## Exercise brief
Could you write out every record below exactly, leaving out any pictures?
Record list start
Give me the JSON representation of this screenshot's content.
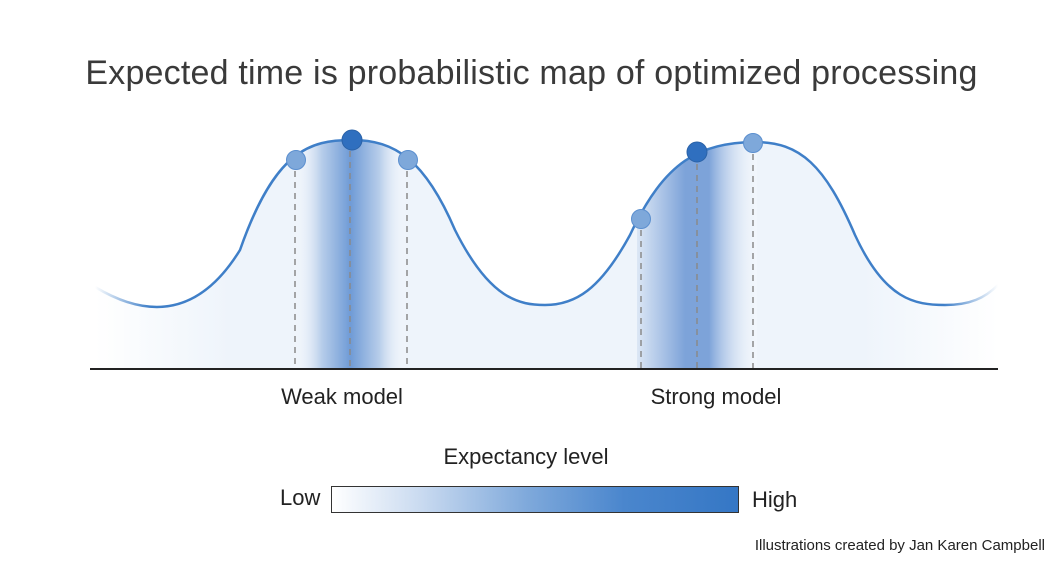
{
  "title": "Expected time is probabilistic map of optimized processing",
  "models": {
    "weak_label": "Weak model",
    "strong_label": "Strong model"
  },
  "legend": {
    "title": "Expectancy level",
    "low_label": "Low",
    "high_label": "High"
  },
  "credit": "Illustrations created by Jan Karen Campbell",
  "colors": {
    "curve": "#3f7fc8",
    "marker_dark": "#2f6fbf",
    "marker_light": "#7ea8da",
    "axis": "#222222",
    "title_text": "#3a3a3a"
  }
}
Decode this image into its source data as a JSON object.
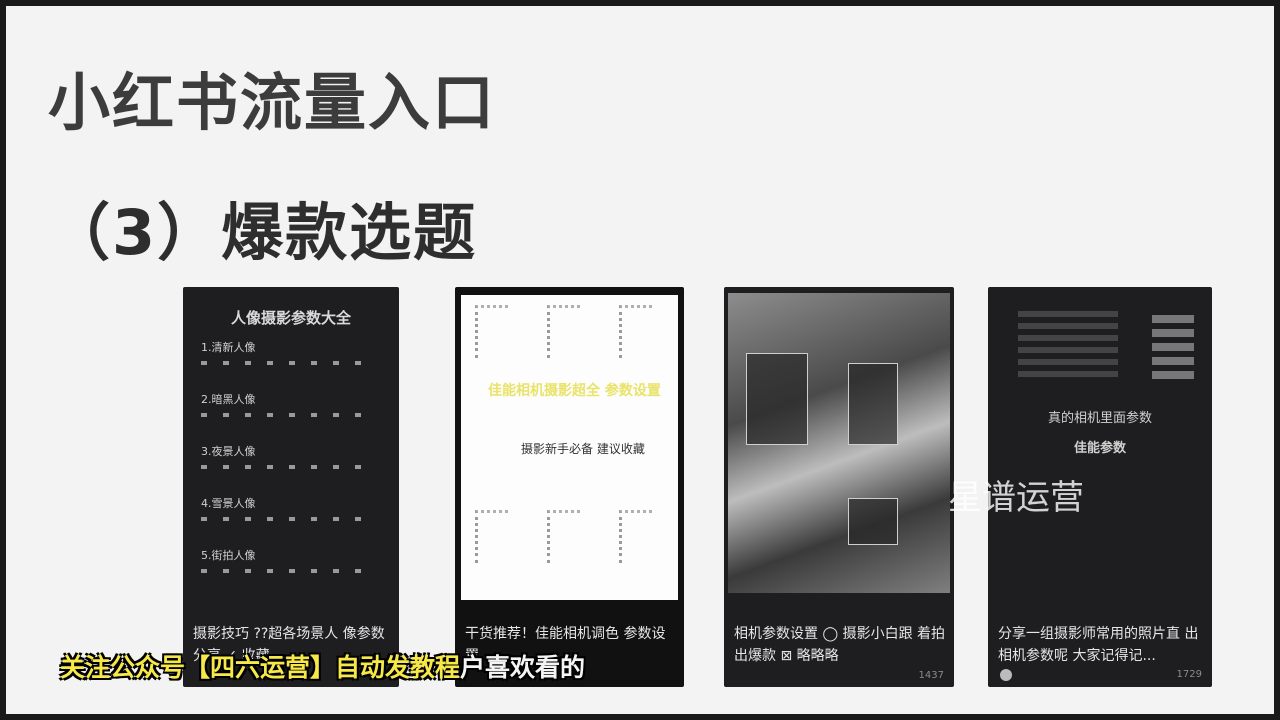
{
  "slide": {
    "title": "小红书流量入口",
    "subtitle": "（3）爆款选题"
  },
  "cards": [
    {
      "title": "人像摄影参数大全",
      "items": [
        "1.清新人像",
        "2.暗黑人像",
        "3.夜景人像",
        "4.雪景人像",
        "5.街拍人像"
      ],
      "caption": "摄影技巧 ??超各场景人 像参数分享 ✓ 收藏",
      "likes": ""
    },
    {
      "highlight": "佳能相机摄影超全 参数设置",
      "sub": "摄影新手必备 建议收藏",
      "caption": "干货推荐！佳能相机调色 参数设置",
      "likes": ""
    },
    {
      "caption": "相机参数设置 ◯ 摄影小白跟 着拍出爆款 ⊠ 略略略",
      "likes": "1437"
    },
    {
      "line1": "真的相机里面参数",
      "line2": "佳能参数",
      "caption": "分享一组摄影师常用的照片直 出相机参数呢 大家记得记...",
      "likes": "1729"
    }
  ],
  "watermark": "星谱运营",
  "overlay": {
    "yellow": "关注公众号【四六运营】自动发教程",
    "white": "户喜欢看的"
  }
}
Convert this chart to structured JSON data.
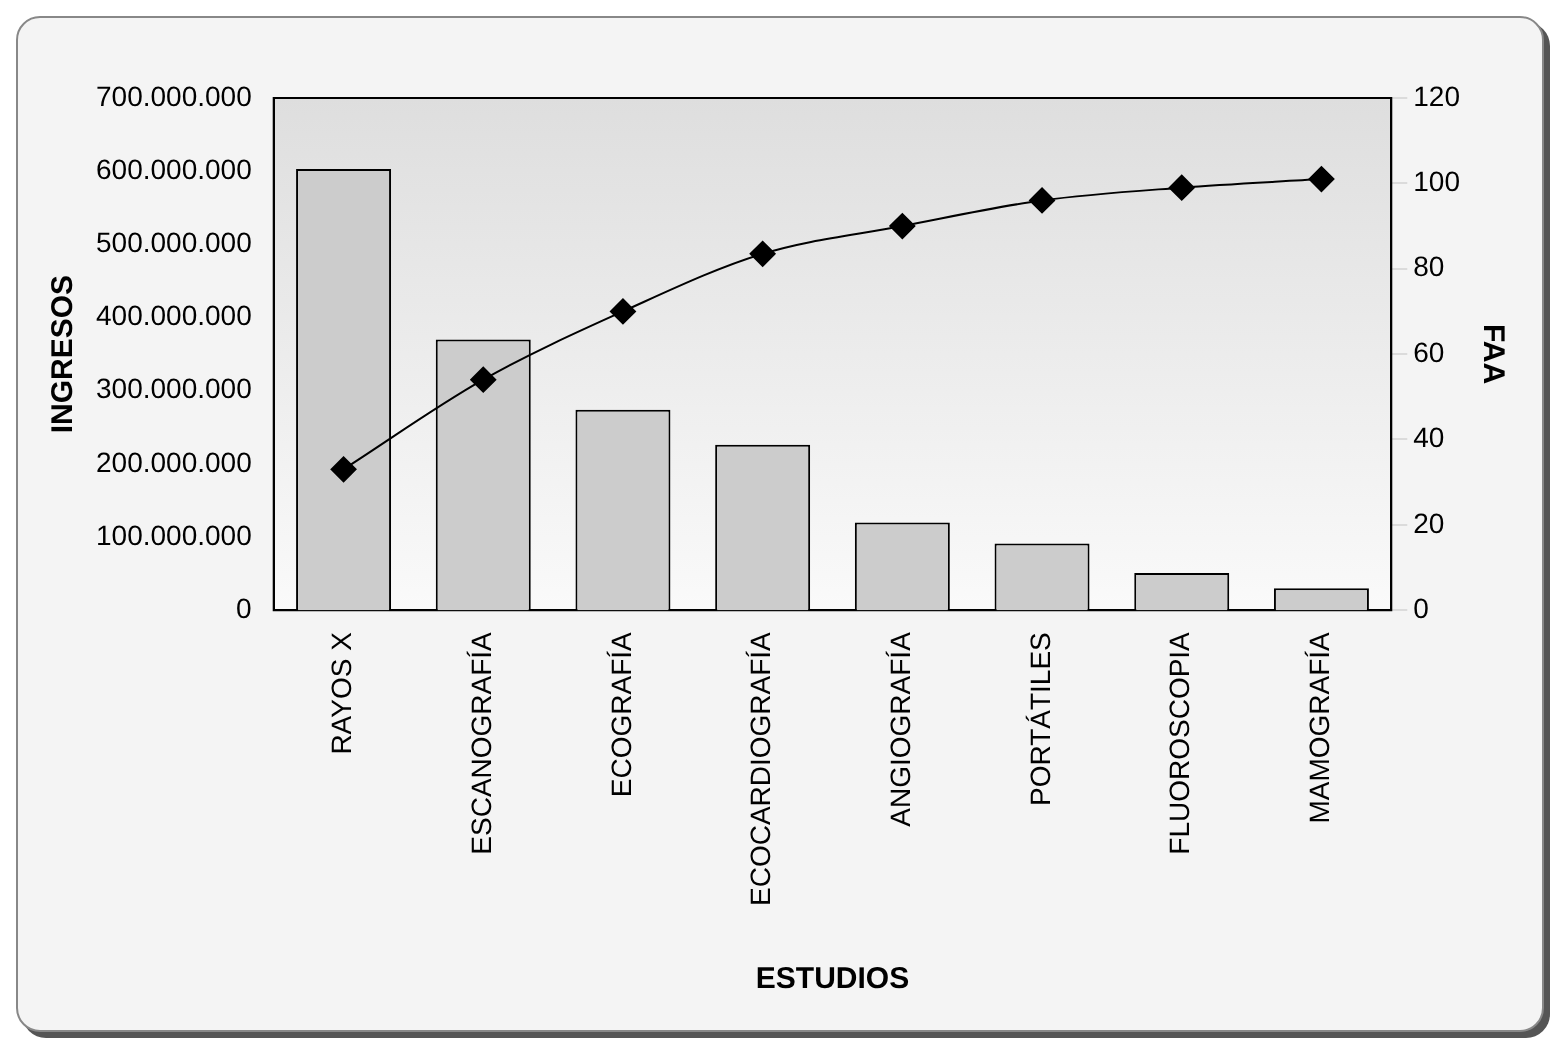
{
  "chart_data": {
    "type": "bar",
    "xlabel": "ESTUDIOS",
    "ylabel": "INGRESOS",
    "y2label": "FAA",
    "categories": [
      "RAYOS X",
      "ESCANOGRAFÍA",
      "ECOGRAFÍA",
      "ECOCARDIOGRAFÍA",
      "ANGIOGRAFÍA",
      "PORTÁTILES",
      "FLUOROSCOPIA",
      "MAMOGRAFÍA"
    ],
    "series": [
      {
        "color": "#cccccc",
        "values": [
          603000000,
          370000000,
          274000000,
          226000000,
          120000000,
          91000000,
          51000000,
          30000000
        ]
      },
      {
        "type": "line",
        "axis": "y2",
        "color": "#000000",
        "marker": "diamond",
        "values": [
          33,
          54,
          70,
          83.5,
          90,
          96,
          99,
          101
        ]
      }
    ],
    "ylim": [
      0,
      700000000
    ],
    "yticks": [
      {
        "value": 0,
        "label": "0"
      },
      {
        "value": 100000000,
        "label": "100.000.000"
      },
      {
        "value": 200000000,
        "label": "200.000.000"
      },
      {
        "value": 300000000,
        "label": "300.000.000"
      },
      {
        "value": 400000000,
        "label": "400.000.000"
      },
      {
        "value": 500000000,
        "label": "500.000.000"
      },
      {
        "value": 600000000,
        "label": "600.000.000"
      },
      {
        "value": 700000000,
        "label": "700.000.000"
      }
    ],
    "y2lim": [
      0,
      120
    ],
    "y2ticks": [
      0,
      20,
      40,
      60,
      80,
      100,
      120
    ],
    "grid": false,
    "legend": false
  }
}
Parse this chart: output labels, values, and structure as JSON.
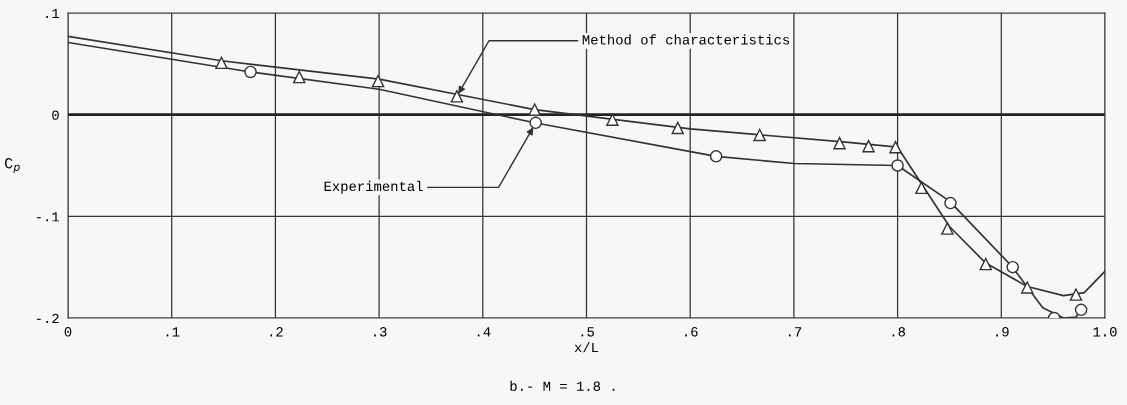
{
  "chart_data": {
    "type": "line",
    "xlabel": "x/L",
    "ylabel": "C$_{p}$",
    "xlim": [
      0,
      1.0
    ],
    "ylim": [
      -0.2,
      0.1
    ],
    "xticks": [
      0,
      {
        "value": 0.1,
        "label": ".1"
      },
      {
        "value": 0.2,
        "label": ".2"
      },
      {
        "value": 0.3,
        "label": ".3"
      },
      {
        "value": 0.4,
        "label": ".4"
      },
      {
        "value": 0.5,
        "label": ".5"
      },
      {
        "value": 0.6,
        "label": ".6"
      },
      {
        "value": 0.7,
        "label": ".7"
      },
      {
        "value": 0.8,
        "label": ".8"
      },
      {
        "value": 0.9,
        "label": ".9"
      },
      {
        "value": 1.0,
        "label": "1.0"
      }
    ],
    "yticks": [
      {
        "value": 0.1,
        "label": ".1"
      },
      0,
      {
        "value": -0.1,
        "label": "-.1"
      },
      {
        "value": -0.2,
        "label": "-.2"
      }
    ],
    "grid": true,
    "ref_lines": [
      {
        "axis": "y",
        "value": 0,
        "color": "#222222"
      }
    ],
    "series": [
      {
        "color": "#333333",
        "marker": "none",
        "x": [
          0,
          0.148,
          0.3,
          0.45,
          0.6,
          0.75,
          0.8,
          0.85,
          0.885,
          0.925,
          0.96,
          0.98,
          1.0
        ],
        "values": [
          0.077,
          0.053,
          0.035,
          0.005,
          -0.014,
          -0.027,
          -0.032,
          -0.11,
          -0.146,
          -0.169,
          -0.178,
          -0.175,
          -0.154
        ]
      },
      {
        "color": "#333333",
        "marker": "none",
        "x": [
          0,
          0.176,
          0.3,
          0.45,
          0.625,
          0.7,
          0.8,
          0.85,
          0.91,
          0.94,
          0.96,
          0.972,
          0.977
        ],
        "values": [
          0.071,
          0.042,
          0.025,
          -0.008,
          -0.041,
          -0.048,
          -0.05,
          -0.085,
          -0.149,
          -0.19,
          -0.2,
          -0.199,
          -0.192
        ]
      },
      {
        "type": "scatter",
        "color": "#333333",
        "marker": "triangle",
        "x": [
          0.148,
          0.223,
          0.299,
          0.375,
          0.45,
          0.525,
          0.588,
          0.667,
          0.744,
          0.772,
          0.798,
          0.823,
          0.848,
          0.885,
          0.925,
          0.972
        ],
        "values": [
          0.051,
          0.037,
          0.033,
          0.018,
          0.005,
          -0.005,
          -0.013,
          -0.02,
          -0.028,
          -0.031,
          -0.032,
          -0.072,
          -0.112,
          -0.147,
          -0.17,
          -0.177
        ]
      },
      {
        "type": "scatter",
        "color": "#333333",
        "marker": "circle",
        "x": [
          0.176,
          0.451,
          0.625,
          0.8,
          0.851,
          0.911,
          0.951,
          0.977
        ],
        "values": [
          0.042,
          -0.008,
          -0.041,
          -0.05,
          -0.087,
          -0.15,
          -0.2,
          -0.192
        ]
      }
    ],
    "annotations": [
      {
        "text": "Method of characteristics",
        "x": 0.375,
        "y": 0.018
      },
      {
        "text": "Experimental",
        "x": 0.45,
        "y": -0.01
      },
      "b.- M = 1.8 ."
    ]
  }
}
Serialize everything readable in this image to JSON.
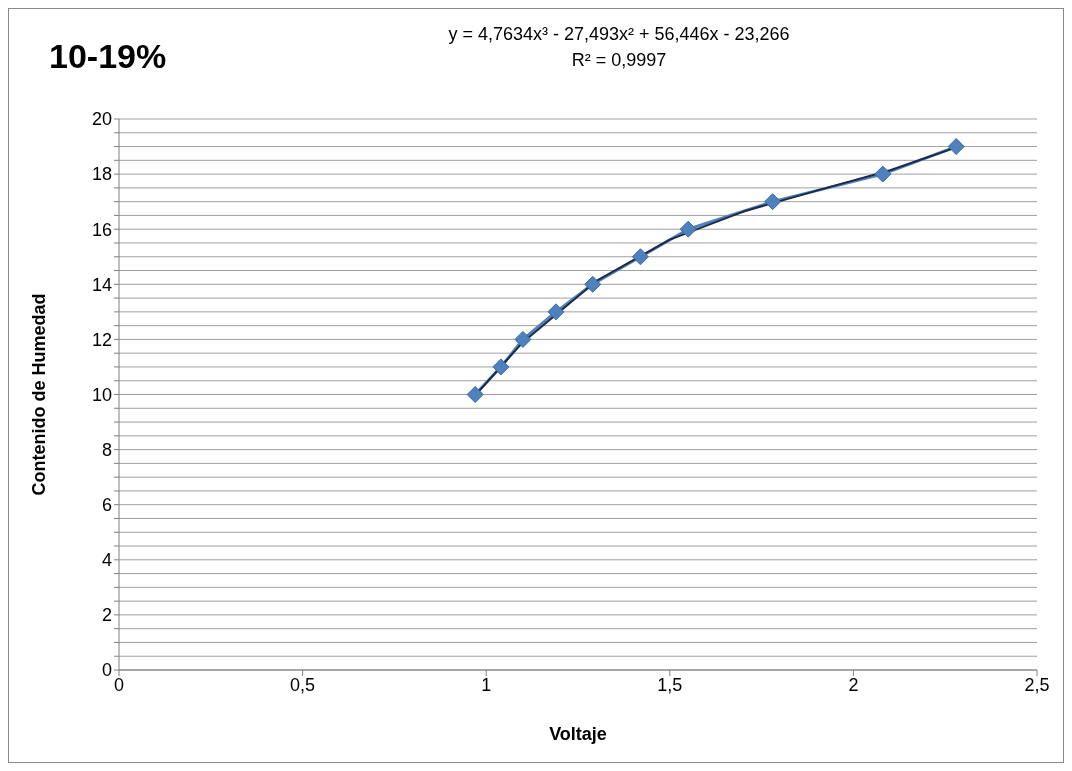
Record list end
## Result of this task
Give me the JSON representation of this screenshot's content.
{
  "title": "Expected time is probabilistic map of optimized processing",
  "models": {
    "weak_label": "Weak model",
    "strong_label": "Strong model"
  },
  "legend": {
    "title": "Expectancy level",
    "low_label": "Low",
    "high_label": "High"
  },
  "credit": "Illustrations created by Jan Karen Campbell",
  "colors": {
    "curve": "#3f7fc8",
    "marker_dark": "#2f6fbf",
    "marker_light": "#7ea8da",
    "axis": "#222222",
    "title_text": "#3a3a3a"
  }
}
Decode this image into its source data as a JSON object.
{
  "slide": {
    "title": "小红书流量入口",
    "subtitle": "（3）爆款选题"
  },
  "cards": [
    {
      "title": "人像摄影参数大全",
      "items": [
        "1.清新人像",
        "2.暗黑人像",
        "3.夜景人像",
        "4.雪景人像",
        "5.街拍人像"
      ],
      "caption": "摄影技巧 ??超各场景人 像参数分享 ✓ 收藏",
      "likes": ""
    },
    {
      "highlight": "佳能相机摄影超全 参数设置",
      "sub": "摄影新手必备 建议收藏",
      "caption": "干货推荐！佳能相机调色 参数设置",
      "likes": ""
    },
    {
      "caption": "相机参数设置 ◯ 摄影小白跟 着拍出爆款 ⊠ 略略略",
      "likes": "1437"
    },
    {
      "line1": "真的相机里面参数",
      "line2": "佳能参数",
      "caption": "分享一组摄影师常用的照片直 出相机参数呢 大家记得记...",
      "likes": "1729"
    }
  ],
  "watermark": "星谱运营",
  "overlay": {
    "yellow": "关注公众号【四六运营】自动发教程",
    "white": "户喜欢看的"
  }
}
Convert this chart to structured JSON data.
{
  "chart_data": {
    "type": "bar",
    "xlabel": "ESTUDIOS",
    "ylabel": "INGRESOS",
    "y2label": "FAA",
    "categories": [
      "RAYOS X",
      "ESCANOGRAFÍA",
      "ECOGRAFÍA",
      "ECOCARDIOGRAFÍA",
      "ANGIOGRAFÍA",
      "PORTÁTILES",
      "FLUOROSCOPIA",
      "MAMOGRAFÍA"
    ],
    "series": [
      {
        "color": "#cccccc",
        "values": [
          603000000,
          370000000,
          274000000,
          226000000,
          120000000,
          91000000,
          51000000,
          30000000
        ]
      },
      {
        "type": "line",
        "axis": "y2",
        "color": "#000000",
        "marker": "diamond",
        "values": [
          33,
          54,
          70,
          83.5,
          90,
          96,
          99,
          101
        ]
      }
    ],
    "ylim": [
      0,
      700000000
    ],
    "yticks": [
      {
        "value": 0,
        "label": "0"
      },
      {
        "value": 100000000,
        "label": "100.000.000"
      },
      {
        "value": 200000000,
        "label": "200.000.000"
      },
      {
        "value": 300000000,
        "label": "300.000.000"
      },
      {
        "value": 400000000,
        "label": "400.000.000"
      },
      {
        "value": 500000000,
        "label": "500.000.000"
      },
      {
        "value": 600000000,
        "label": "600.000.000"
      },
      {
        "value": 700000000,
        "label": "700.000.000"
      }
    ],
    "y2lim": [
      0,
      120
    ],
    "y2ticks": [
      0,
      20,
      40,
      60,
      80,
      100,
      120
    ],
    "grid": false,
    "legend": false
  }
}
Parse this chart: output labels, values, and structure as JSON.
{
  "chart_data": {
    "type": "line",
    "xlabel": "x/L",
    "ylabel": "C$_{p}$",
    "xlim": [
      0,
      1.0
    ],
    "ylim": [
      -0.2,
      0.1
    ],
    "xticks": [
      0,
      {
        "value": 0.1,
        "label": ".1"
      },
      {
        "value": 0.2,
        "label": ".2"
      },
      {
        "value": 0.3,
        "label": ".3"
      },
      {
        "value": 0.4,
        "label": ".4"
      },
      {
        "value": 0.5,
        "label": ".5"
      },
      {
        "value": 0.6,
        "label": ".6"
      },
      {
        "value": 0.7,
        "label": ".7"
      },
      {
        "value": 0.8,
        "label": ".8"
      },
      {
        "value": 0.9,
        "label": ".9"
      },
      {
        "value": 1.0,
        "label": "1.0"
      }
    ],
    "yticks": [
      {
        "value": 0.1,
        "label": ".1"
      },
      0,
      {
        "value": -0.1,
        "label": "-.1"
      },
      {
        "value": -0.2,
        "label": "-.2"
      }
    ],
    "grid": true,
    "ref_lines": [
      {
        "axis": "y",
        "value": 0,
        "color": "#222222"
      }
    ],
    "series": [
      {
        "color": "#333333",
        "marker": "none",
        "x": [
          0,
          0.148,
          0.3,
          0.45,
          0.6,
          0.75,
          0.8,
          0.85,
          0.885,
          0.925,
          0.96,
          0.98,
          1.0
        ],
        "values": [
          0.077,
          0.053,
          0.035,
          0.005,
          -0.014,
          -0.027,
          -0.032,
          -0.11,
          -0.146,
          -0.169,
          -0.178,
          -0.175,
          -0.154
        ]
      },
      {
        "color": "#333333",
        "marker": "none",
        "x": [
          0,
          0.176,
          0.3,
          0.45,
          0.625,
          0.7,
          0.8,
          0.85,
          0.91,
          0.94,
          0.96,
          0.972,
          0.977
        ],
        "values": [
          0.071,
          0.042,
          0.025,
          -0.008,
          -0.041,
          -0.048,
          -0.05,
          -0.085,
          -0.149,
          -0.19,
          -0.2,
          -0.199,
          -0.192
        ]
      },
      {
        "type": "scatter",
        "color": "#333333",
        "marker": "triangle",
        "x": [
          0.148,
          0.223,
          0.299,
          0.375,
          0.45,
          0.525,
          0.588,
          0.667,
          0.744,
          0.772,
          0.798,
          0.823,
          0.848,
          0.885,
          0.925,
          0.972
        ],
        "values": [
          0.051,
          0.037,
          0.033,
          0.018,
          0.005,
          -0.005,
          -0.013,
          -0.02,
          -0.028,
          -0.031,
          -0.032,
          -0.072,
          -0.112,
          -0.147,
          -0.17,
          -0.177
        ]
      },
      {
        "type": "scatter",
        "color": "#333333",
        "marker": "circle",
        "x": [
          0.176,
          0.451,
          0.625,
          0.8,
          0.851,
          0.911,
          0.951,
          0.977
        ],
        "values": [
          0.042,
          -0.008,
          -0.041,
          -0.05,
          -0.087,
          -0.15,
          -0.2,
          -0.192
        ]
      }
    ],
    "annotations": [
      {
        "text": "Method of characteristics",
        "x": 0.375,
        "y": 0.018
      },
      {
        "text": "Experimental",
        "x": 0.45,
        "y": -0.01
      },
      "b.- M = 1.8 ."
    ]
  }
}
Serialize everything readable in this image to JSON.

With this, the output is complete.